* START Given records *

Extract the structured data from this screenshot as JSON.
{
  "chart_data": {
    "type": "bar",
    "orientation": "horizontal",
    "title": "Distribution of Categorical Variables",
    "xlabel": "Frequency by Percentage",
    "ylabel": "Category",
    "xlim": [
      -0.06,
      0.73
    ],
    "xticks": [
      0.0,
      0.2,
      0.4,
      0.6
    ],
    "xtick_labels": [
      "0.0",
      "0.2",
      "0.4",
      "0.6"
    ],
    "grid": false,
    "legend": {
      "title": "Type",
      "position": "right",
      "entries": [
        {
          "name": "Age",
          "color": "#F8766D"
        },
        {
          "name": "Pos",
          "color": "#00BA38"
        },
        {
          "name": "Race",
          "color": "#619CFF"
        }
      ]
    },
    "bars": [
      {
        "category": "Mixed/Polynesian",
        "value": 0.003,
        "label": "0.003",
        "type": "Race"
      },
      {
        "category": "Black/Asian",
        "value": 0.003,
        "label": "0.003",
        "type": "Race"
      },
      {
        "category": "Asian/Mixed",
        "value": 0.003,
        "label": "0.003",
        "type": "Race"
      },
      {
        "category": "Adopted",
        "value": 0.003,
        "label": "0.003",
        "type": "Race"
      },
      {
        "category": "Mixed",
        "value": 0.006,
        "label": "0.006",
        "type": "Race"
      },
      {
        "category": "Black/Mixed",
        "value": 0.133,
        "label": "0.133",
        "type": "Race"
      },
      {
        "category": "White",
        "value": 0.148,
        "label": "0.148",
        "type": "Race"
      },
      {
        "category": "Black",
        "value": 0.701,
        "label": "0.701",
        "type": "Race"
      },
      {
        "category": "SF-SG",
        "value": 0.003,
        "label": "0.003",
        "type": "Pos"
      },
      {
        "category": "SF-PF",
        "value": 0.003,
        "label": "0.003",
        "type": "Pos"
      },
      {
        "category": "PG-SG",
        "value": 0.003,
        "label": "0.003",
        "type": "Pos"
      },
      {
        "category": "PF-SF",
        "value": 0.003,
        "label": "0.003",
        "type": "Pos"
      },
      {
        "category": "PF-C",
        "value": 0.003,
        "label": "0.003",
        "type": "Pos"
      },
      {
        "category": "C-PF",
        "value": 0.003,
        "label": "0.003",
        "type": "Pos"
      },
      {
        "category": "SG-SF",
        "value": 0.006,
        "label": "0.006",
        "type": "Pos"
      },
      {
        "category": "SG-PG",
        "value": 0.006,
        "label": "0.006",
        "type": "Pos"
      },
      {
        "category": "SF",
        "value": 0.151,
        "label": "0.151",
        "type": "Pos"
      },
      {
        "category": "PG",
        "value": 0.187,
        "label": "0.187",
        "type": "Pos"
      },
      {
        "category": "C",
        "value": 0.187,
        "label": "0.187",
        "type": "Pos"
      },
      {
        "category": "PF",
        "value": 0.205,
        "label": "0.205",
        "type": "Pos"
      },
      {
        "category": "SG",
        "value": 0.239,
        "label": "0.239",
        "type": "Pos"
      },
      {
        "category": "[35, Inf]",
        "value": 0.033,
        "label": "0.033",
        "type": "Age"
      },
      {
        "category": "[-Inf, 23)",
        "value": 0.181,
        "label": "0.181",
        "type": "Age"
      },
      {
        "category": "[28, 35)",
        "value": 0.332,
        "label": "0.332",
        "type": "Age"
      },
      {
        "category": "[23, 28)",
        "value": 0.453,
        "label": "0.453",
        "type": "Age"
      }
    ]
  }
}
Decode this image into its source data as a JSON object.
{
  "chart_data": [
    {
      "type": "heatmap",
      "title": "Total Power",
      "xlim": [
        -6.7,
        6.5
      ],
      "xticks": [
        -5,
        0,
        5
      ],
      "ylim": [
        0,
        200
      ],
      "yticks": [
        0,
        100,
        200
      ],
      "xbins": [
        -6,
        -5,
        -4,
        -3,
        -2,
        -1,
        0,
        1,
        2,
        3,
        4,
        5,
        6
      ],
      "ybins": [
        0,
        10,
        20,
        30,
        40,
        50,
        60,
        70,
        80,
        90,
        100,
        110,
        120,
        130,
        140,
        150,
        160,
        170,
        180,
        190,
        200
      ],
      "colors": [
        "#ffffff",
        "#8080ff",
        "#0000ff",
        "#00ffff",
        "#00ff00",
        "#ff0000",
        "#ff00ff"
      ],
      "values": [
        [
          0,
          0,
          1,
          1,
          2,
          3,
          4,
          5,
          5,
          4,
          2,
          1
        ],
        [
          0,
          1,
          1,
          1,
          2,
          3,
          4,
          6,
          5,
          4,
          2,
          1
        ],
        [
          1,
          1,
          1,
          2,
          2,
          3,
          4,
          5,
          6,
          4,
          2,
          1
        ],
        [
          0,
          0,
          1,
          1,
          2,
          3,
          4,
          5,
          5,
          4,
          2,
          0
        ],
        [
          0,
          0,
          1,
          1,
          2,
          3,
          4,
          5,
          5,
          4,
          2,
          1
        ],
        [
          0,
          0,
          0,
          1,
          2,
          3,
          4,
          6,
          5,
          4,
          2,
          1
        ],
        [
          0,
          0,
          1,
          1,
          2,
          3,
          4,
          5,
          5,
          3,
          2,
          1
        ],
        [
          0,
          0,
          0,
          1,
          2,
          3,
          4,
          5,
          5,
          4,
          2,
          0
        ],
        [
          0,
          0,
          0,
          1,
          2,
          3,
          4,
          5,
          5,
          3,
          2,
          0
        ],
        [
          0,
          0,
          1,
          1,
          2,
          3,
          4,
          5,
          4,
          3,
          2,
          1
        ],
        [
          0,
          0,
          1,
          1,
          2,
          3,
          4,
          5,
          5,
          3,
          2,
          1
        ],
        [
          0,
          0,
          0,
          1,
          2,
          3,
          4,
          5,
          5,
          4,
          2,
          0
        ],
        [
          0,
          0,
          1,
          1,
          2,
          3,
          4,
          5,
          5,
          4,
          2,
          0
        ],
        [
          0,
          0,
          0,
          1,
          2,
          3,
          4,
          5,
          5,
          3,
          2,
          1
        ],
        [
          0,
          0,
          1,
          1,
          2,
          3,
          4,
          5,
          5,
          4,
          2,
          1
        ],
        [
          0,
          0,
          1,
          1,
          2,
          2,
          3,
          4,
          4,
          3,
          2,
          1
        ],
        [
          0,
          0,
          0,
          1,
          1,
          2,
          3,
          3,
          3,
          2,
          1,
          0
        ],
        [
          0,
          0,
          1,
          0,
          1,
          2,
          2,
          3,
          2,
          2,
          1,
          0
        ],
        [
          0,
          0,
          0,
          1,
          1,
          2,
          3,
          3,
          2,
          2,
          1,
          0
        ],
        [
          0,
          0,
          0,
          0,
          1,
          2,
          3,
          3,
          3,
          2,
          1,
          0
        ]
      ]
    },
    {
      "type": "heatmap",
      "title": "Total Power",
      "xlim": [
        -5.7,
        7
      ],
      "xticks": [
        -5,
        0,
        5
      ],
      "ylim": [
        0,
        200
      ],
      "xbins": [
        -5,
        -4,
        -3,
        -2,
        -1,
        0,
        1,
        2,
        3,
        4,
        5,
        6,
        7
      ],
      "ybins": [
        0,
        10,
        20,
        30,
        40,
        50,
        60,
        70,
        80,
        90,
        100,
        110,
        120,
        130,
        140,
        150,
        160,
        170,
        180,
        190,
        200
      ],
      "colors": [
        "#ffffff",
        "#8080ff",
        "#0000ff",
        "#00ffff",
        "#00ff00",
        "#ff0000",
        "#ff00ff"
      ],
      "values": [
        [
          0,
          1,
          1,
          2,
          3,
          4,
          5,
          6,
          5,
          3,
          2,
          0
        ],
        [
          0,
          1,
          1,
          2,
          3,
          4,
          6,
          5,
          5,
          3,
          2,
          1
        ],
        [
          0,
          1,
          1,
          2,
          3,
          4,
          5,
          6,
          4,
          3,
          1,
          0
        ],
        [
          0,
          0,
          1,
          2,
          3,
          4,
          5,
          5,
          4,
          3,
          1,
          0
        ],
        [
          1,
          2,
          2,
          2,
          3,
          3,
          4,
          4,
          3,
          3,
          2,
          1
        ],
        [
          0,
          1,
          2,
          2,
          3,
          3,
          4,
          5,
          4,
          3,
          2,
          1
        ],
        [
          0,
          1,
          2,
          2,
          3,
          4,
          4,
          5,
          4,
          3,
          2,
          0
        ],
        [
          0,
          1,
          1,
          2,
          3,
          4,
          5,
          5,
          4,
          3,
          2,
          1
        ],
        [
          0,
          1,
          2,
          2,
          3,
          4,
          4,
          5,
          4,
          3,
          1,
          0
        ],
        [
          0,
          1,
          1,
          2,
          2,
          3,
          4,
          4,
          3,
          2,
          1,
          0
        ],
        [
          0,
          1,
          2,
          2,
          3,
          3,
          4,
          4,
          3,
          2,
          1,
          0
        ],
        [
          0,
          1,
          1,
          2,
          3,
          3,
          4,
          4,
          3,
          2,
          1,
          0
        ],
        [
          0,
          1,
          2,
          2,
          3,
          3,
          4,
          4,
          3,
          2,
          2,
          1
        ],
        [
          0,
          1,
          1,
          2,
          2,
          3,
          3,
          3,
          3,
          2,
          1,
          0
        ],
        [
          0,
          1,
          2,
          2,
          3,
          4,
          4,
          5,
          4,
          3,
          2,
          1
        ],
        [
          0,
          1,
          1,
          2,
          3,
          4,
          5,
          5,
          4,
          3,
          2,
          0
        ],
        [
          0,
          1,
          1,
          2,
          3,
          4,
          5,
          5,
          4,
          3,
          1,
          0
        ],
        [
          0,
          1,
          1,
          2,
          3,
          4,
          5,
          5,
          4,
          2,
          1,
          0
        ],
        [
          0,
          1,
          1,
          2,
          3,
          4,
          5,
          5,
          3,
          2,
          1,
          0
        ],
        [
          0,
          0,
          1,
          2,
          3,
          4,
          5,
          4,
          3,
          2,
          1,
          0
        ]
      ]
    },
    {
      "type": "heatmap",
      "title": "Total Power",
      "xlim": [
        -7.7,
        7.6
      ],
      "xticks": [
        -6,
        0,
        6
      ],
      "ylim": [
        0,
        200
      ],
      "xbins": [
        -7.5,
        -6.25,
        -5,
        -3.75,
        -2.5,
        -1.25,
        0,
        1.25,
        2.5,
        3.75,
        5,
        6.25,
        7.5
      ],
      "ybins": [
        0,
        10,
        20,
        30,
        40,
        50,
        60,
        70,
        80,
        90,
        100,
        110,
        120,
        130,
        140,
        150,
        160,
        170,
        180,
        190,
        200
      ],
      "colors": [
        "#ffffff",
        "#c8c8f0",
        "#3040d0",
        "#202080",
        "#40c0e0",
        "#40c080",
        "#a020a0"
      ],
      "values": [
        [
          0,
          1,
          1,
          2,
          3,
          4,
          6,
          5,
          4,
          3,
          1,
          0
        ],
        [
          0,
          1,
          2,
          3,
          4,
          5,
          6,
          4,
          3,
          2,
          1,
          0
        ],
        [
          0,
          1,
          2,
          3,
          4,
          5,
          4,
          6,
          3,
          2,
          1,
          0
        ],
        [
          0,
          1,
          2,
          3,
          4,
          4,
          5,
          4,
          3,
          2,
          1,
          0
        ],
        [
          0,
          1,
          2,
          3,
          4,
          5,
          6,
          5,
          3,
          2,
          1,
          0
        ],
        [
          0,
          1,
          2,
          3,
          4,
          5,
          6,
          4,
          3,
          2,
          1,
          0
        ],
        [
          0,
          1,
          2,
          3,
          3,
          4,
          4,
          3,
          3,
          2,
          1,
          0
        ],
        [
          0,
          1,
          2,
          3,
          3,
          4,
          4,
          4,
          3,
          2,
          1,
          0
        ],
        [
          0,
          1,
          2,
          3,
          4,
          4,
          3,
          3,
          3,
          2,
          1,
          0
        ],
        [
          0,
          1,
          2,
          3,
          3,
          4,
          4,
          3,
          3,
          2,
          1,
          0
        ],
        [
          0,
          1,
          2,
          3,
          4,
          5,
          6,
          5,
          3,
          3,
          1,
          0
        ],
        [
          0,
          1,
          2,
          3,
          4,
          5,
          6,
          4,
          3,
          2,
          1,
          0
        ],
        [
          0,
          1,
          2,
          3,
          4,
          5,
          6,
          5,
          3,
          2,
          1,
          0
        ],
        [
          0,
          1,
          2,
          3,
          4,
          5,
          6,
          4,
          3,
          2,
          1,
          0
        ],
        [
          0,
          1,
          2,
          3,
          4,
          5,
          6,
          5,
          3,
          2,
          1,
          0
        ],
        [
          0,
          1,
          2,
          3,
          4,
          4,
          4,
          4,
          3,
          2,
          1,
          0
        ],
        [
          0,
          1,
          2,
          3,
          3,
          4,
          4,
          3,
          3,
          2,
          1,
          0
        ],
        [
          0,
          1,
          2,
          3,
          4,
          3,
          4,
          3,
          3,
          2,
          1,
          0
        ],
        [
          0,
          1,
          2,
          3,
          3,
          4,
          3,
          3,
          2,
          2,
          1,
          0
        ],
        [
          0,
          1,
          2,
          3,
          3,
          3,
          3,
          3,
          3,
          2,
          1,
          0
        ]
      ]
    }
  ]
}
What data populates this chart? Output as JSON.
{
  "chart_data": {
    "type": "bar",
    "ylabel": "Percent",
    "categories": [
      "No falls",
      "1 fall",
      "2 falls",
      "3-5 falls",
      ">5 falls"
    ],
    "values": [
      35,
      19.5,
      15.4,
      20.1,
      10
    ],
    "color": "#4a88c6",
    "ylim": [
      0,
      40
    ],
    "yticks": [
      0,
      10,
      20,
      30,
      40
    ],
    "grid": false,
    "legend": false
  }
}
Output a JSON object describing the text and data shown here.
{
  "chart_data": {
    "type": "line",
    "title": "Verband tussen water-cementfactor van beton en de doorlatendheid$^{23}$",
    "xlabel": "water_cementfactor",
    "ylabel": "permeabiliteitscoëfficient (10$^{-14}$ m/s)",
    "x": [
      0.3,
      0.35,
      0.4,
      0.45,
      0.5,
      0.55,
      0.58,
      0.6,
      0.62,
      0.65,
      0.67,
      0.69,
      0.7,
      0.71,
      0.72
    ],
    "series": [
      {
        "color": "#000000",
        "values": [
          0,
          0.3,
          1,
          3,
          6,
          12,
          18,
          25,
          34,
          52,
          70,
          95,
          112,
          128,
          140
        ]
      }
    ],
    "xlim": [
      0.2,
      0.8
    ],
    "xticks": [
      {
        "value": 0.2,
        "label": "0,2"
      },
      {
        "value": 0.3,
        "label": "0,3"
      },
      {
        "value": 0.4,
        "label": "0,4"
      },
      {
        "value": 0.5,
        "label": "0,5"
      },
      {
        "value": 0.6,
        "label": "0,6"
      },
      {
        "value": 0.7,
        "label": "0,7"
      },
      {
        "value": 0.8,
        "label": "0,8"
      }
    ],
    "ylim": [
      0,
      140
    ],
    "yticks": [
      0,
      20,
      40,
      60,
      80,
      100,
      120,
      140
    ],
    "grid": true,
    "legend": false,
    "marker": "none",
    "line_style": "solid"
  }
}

* END Given records *

> [Exercise details] Return precisely the lines of the records, starting with the line that holds "Output a JSON" and ending with the last one.

> [Result below]
Output a JSON object describing the text and data shown here.
{
  "chart_data": {
    "type": "line",
    "title": "Verband tussen water-cementfactor van beton en de doorlatendheid$^{23}$",
    "xlabel": "water_cementfactor",
    "ylabel": "permeabiliteitscoëfficient (10$^{-14}$ m/s)",
    "x": [
      0.3,
      0.35,
      0.4,
      0.45,
      0.5,
      0.55,
      0.58,
      0.6,
      0.62,
      0.65,
      0.67,
      0.69,
      0.7,
      0.71,
      0.72
    ],
    "series": [
      {
        "color": "#000000",
        "values": [
          0,
          0.3,
          1,
          3,
          6,
          12,
          18,
          25,
          34,
          52,
          70,
          95,
          112,
          128,
          140
        ]
      }
    ],
    "xlim": [
      0.2,
      0.8
    ],
    "xticks": [
      {
        "value": 0.2,
        "label": "0,2"
      },
      {
        "value": 0.3,
        "label": "0,3"
      },
      {
        "value": 0.4,
        "label": "0,4"
      },
      {
        "value": 0.5,
        "label": "0,5"
      },
      {
        "value": 0.6,
        "label": "0,6"
      },
      {
        "value": 0.7,
        "label": "0,7"
      },
      {
        "value": 0.8,
        "label": "0,8"
      }
    ],
    "ylim": [
      0,
      140
    ],
    "yticks": [
      0,
      20,
      40,
      60,
      80,
      100,
      120,
      140
    ],
    "grid": true,
    "legend": false,
    "marker": "none",
    "line_style": "solid"
  }
}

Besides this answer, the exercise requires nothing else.